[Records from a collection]
▽
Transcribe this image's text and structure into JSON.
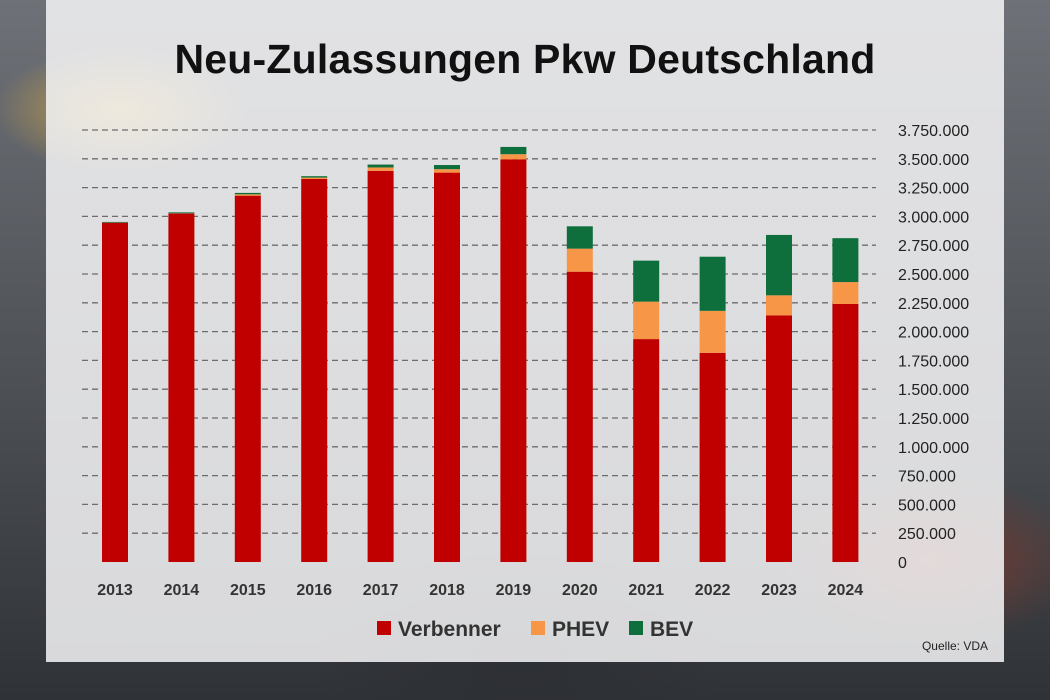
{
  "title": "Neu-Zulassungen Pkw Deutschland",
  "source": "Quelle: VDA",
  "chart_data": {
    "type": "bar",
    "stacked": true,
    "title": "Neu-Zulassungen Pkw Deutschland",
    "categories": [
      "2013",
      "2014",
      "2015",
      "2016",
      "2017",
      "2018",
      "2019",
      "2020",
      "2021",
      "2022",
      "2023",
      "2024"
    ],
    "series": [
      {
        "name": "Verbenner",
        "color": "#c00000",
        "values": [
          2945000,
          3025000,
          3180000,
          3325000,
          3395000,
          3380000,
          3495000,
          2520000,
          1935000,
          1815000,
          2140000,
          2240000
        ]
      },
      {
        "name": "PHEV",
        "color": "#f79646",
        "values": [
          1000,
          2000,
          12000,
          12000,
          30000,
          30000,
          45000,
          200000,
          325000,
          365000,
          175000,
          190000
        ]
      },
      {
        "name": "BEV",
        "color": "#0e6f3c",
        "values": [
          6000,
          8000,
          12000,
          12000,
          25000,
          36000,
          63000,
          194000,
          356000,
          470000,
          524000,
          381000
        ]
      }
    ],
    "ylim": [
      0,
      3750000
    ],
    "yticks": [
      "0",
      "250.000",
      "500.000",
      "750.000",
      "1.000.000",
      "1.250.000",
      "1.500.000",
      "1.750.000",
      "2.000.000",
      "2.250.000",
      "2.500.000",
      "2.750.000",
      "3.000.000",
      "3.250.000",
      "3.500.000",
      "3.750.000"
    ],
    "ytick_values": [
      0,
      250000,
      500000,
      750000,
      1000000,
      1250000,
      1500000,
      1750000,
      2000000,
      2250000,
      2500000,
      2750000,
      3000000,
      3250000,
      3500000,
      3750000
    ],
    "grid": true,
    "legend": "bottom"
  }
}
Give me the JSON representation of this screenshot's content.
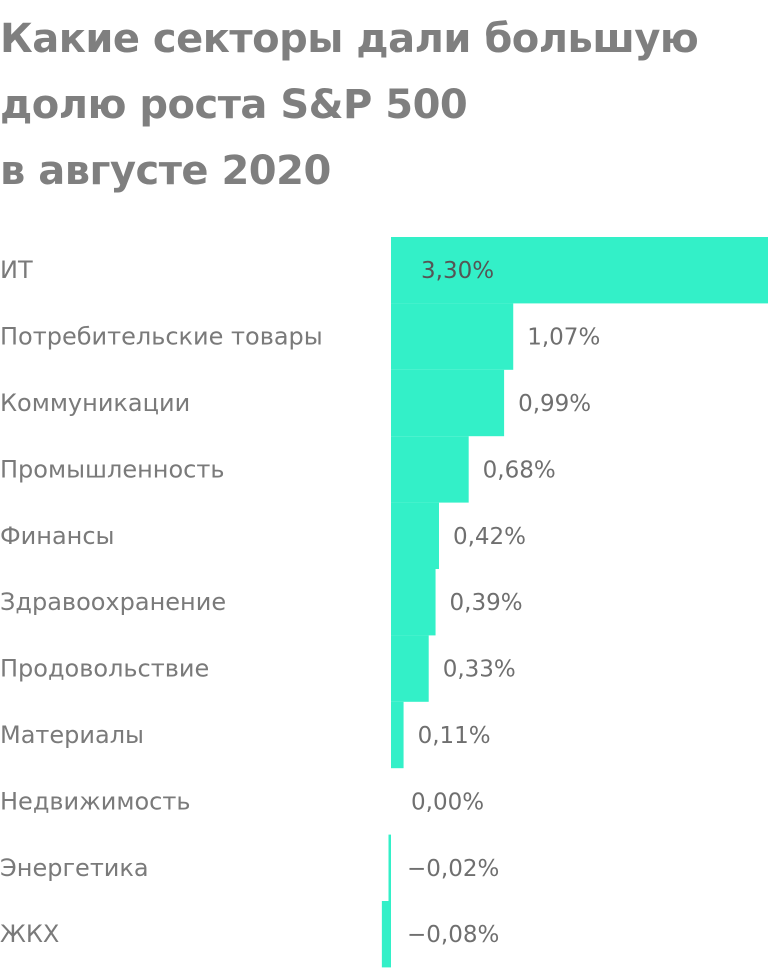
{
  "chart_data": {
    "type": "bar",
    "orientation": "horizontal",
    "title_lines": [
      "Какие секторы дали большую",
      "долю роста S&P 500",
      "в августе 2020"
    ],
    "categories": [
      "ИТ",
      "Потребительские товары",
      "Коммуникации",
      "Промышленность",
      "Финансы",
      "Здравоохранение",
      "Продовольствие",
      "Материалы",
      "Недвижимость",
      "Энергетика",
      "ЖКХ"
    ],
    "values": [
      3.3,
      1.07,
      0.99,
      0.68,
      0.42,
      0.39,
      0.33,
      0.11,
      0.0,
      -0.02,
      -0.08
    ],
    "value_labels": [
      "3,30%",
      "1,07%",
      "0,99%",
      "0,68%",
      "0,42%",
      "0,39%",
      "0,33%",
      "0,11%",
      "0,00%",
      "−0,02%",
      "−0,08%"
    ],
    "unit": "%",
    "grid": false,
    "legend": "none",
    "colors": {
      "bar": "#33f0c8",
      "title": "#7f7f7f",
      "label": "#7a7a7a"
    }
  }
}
△
▽
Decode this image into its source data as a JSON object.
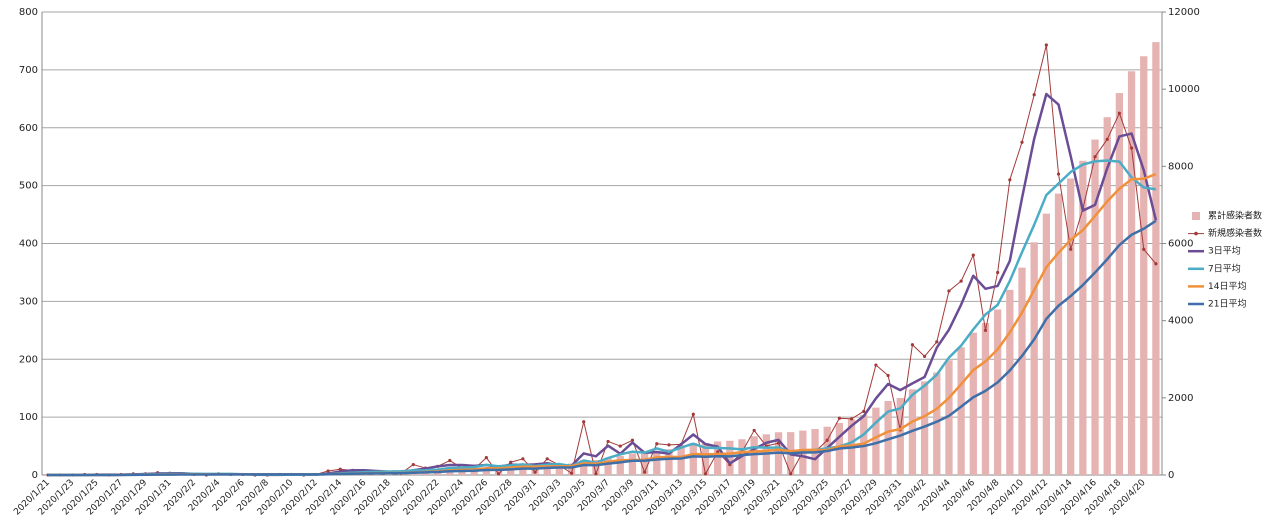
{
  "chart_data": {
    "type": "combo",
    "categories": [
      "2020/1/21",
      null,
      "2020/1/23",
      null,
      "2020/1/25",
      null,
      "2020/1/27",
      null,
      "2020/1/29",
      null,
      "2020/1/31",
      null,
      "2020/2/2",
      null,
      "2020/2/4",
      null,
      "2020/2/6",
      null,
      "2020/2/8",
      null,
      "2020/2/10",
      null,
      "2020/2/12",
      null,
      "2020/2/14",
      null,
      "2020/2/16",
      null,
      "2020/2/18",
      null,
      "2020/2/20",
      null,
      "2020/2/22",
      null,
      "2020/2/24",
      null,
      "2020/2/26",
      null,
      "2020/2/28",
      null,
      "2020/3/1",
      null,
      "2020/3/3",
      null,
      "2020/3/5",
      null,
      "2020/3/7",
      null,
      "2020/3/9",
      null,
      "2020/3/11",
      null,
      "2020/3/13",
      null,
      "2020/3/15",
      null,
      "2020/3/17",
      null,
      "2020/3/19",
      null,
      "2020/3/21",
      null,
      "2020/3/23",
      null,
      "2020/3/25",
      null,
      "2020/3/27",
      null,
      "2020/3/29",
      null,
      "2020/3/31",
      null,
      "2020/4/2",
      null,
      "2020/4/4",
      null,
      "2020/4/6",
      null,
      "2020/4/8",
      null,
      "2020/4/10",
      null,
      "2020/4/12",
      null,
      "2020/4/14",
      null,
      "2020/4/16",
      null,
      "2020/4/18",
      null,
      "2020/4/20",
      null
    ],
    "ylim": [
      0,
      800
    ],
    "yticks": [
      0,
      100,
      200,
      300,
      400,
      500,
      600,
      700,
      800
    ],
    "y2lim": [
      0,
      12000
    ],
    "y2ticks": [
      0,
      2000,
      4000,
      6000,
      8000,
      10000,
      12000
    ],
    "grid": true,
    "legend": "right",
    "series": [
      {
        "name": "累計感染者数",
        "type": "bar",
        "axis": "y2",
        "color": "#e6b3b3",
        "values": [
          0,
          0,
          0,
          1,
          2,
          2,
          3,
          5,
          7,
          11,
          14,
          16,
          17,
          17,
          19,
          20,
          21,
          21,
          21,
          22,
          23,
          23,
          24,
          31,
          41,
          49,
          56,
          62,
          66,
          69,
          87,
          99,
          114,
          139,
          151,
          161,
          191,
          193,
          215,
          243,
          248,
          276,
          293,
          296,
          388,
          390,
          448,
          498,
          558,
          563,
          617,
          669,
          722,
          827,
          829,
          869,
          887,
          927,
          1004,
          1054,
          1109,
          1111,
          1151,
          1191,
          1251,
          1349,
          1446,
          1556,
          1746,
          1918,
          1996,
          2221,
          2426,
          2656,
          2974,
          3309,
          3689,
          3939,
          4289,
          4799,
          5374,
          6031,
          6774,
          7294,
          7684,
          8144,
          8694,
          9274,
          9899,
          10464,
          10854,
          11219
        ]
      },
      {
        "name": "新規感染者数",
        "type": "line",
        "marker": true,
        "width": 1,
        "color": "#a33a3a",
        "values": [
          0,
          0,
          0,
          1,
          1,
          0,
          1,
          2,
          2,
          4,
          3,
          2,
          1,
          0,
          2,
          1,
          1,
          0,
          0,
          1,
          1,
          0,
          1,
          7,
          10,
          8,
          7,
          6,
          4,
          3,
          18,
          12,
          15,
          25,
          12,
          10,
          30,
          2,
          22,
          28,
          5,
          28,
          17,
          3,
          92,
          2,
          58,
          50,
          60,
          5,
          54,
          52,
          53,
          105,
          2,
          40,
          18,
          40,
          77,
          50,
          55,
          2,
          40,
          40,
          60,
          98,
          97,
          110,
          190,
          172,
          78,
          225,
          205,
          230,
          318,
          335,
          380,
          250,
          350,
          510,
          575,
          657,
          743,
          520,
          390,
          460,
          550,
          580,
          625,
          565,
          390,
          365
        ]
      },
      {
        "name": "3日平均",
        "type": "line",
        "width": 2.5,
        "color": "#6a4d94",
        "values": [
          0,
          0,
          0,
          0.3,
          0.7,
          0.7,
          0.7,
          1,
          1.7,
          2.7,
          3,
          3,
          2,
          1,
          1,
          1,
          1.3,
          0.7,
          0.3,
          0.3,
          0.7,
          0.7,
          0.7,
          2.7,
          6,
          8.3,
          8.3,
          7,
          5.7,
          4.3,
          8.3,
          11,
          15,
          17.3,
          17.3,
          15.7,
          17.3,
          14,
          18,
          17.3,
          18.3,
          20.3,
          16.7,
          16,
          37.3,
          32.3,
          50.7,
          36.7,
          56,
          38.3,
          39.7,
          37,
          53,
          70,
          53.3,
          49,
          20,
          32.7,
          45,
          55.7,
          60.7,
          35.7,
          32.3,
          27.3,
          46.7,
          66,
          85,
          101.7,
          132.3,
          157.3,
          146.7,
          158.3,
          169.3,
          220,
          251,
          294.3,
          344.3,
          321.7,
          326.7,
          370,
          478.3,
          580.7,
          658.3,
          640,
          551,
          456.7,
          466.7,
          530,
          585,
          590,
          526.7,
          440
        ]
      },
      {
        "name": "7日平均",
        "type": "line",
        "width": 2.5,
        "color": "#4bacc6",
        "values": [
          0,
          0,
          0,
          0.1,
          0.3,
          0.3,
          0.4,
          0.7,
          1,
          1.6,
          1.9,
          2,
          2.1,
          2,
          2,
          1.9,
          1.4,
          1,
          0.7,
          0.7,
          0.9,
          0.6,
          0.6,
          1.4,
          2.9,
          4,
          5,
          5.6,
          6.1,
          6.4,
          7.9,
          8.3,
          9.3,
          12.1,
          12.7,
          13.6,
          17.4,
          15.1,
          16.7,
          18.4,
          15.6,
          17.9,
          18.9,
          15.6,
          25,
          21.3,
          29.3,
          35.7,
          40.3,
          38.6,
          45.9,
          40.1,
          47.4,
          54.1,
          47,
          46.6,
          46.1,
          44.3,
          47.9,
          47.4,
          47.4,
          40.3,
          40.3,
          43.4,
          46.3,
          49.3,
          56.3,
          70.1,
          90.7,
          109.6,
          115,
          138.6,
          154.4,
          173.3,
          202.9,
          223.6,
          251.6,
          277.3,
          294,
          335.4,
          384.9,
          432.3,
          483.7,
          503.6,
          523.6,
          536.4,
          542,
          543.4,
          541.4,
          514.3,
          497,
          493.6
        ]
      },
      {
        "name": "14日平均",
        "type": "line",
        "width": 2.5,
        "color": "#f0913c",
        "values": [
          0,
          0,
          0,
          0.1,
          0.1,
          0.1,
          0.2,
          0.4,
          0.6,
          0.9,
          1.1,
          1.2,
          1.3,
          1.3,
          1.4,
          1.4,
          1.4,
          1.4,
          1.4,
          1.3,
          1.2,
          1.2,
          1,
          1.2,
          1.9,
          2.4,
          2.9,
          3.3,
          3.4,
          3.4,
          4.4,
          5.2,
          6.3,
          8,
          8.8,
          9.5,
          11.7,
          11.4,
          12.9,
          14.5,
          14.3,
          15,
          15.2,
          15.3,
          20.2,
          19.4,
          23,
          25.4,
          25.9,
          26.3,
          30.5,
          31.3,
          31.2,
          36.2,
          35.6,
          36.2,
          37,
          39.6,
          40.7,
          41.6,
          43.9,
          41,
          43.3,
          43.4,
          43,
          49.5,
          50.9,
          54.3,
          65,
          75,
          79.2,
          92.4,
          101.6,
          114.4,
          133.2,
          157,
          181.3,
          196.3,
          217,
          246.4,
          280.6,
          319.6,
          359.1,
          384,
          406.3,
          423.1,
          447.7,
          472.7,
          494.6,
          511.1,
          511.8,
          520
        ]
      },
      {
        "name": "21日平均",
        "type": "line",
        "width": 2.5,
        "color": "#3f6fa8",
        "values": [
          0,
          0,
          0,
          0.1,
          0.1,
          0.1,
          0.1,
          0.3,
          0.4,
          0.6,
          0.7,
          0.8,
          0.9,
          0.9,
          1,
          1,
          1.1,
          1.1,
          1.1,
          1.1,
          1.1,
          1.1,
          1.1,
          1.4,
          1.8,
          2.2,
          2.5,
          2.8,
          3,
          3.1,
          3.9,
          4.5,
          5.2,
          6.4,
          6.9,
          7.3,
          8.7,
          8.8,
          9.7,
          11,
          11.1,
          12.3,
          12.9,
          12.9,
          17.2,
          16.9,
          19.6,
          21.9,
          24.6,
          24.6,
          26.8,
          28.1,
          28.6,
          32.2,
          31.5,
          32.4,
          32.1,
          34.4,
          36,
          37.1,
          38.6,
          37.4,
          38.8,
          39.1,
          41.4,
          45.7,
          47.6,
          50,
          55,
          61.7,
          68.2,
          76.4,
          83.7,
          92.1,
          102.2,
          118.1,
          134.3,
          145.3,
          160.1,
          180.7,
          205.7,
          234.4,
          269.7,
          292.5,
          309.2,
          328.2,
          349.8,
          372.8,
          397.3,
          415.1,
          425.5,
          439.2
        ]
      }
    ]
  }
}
△
▽
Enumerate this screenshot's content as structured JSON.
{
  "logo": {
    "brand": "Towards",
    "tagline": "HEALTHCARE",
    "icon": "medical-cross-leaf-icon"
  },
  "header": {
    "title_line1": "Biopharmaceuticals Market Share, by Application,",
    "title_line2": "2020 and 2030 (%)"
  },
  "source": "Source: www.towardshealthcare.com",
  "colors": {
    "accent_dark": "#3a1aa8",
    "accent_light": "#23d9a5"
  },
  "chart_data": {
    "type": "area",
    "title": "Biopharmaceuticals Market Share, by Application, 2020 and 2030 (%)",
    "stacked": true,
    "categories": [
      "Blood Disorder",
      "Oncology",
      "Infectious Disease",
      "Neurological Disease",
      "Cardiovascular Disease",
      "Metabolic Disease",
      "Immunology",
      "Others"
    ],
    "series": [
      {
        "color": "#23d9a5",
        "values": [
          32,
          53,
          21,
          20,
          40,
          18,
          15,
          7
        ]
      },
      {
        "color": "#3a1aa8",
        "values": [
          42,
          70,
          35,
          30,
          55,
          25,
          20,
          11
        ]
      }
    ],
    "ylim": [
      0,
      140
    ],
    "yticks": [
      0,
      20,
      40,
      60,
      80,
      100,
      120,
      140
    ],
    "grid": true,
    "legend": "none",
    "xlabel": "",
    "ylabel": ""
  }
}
△
Written exercise. Locate and copy each line in the data above that includes the word "Market".

Written solution.
    "title_line1": "Biopharmaceuticals Market Share, by Application,",
    "title": "Biopharmaceuticals Market Share, by Application, 2020 and 2030 (%)",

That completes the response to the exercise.